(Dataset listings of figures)
-=-=-=-=-
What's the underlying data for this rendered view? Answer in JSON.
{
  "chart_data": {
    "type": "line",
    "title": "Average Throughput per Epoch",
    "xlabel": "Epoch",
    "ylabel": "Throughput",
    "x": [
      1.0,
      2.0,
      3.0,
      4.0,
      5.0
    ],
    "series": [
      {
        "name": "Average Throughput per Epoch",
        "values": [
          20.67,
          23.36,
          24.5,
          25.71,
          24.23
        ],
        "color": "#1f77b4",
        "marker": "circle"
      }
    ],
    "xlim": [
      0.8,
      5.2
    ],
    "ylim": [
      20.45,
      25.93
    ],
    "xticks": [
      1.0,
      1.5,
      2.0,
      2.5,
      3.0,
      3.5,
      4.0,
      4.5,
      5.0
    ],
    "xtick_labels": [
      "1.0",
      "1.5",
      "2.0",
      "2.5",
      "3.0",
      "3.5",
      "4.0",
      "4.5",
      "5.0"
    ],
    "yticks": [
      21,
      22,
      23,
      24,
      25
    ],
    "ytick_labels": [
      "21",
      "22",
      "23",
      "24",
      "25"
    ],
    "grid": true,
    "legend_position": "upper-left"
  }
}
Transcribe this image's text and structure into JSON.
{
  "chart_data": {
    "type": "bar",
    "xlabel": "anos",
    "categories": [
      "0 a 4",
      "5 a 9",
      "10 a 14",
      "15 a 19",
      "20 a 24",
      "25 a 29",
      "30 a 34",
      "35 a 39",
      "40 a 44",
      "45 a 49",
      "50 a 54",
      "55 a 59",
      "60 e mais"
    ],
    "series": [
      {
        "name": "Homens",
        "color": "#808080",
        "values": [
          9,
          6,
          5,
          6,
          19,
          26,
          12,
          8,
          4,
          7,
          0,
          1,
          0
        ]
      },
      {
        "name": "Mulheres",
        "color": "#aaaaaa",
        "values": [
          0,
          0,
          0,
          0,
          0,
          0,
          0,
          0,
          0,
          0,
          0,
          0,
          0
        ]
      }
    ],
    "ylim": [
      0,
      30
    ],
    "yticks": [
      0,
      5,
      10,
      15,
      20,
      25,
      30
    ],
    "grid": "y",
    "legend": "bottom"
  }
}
-=-=-=-=-
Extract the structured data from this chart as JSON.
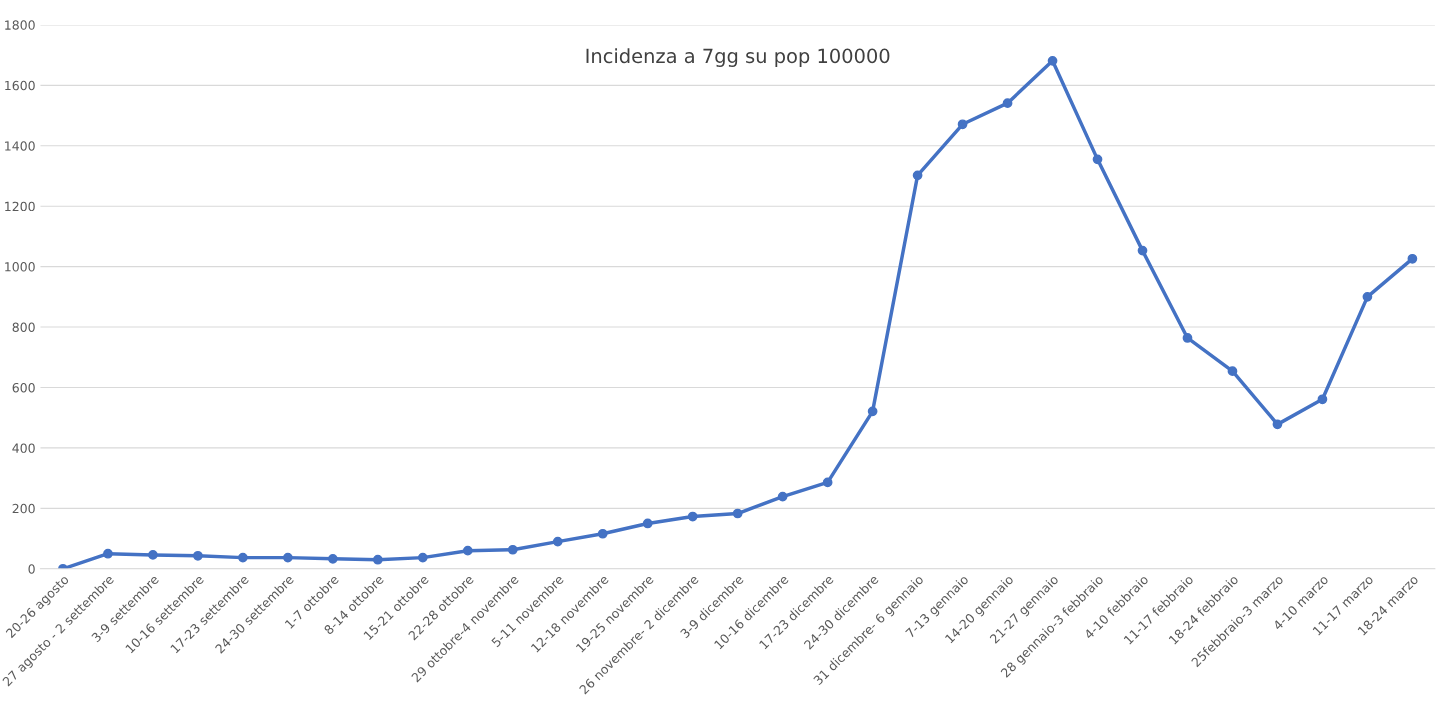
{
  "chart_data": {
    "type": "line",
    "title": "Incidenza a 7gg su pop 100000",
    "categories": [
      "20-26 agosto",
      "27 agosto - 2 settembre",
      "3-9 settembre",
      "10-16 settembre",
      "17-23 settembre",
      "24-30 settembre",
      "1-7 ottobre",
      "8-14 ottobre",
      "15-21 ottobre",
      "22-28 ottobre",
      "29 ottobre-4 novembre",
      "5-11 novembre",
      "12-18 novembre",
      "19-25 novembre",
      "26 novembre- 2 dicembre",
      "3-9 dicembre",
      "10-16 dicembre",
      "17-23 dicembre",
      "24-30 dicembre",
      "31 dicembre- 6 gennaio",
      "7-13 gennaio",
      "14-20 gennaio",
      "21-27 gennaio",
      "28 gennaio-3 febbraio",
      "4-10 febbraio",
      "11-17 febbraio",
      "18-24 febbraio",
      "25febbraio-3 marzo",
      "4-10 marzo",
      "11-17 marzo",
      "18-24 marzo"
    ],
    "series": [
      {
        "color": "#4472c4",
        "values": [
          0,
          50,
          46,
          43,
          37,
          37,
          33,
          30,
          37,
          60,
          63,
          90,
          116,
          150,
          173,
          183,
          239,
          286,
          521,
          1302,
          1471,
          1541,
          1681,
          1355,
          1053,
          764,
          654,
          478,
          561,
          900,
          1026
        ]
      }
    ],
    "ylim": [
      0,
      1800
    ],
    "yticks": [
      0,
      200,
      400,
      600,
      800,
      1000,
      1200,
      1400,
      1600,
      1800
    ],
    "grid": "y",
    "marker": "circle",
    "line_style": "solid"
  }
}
-=-=-=-=-
### Instructions to follow
From the listing above, copy out each line where the word "dicembre" appears.

### Answer for the task
      "26 novembre- 2 dicembre",
      "3-9 dicembre",
      "10-16 dicembre",
      "17-23 dicembre",
      "24-30 dicembre",
      "31 dicembre- 6 gennaio",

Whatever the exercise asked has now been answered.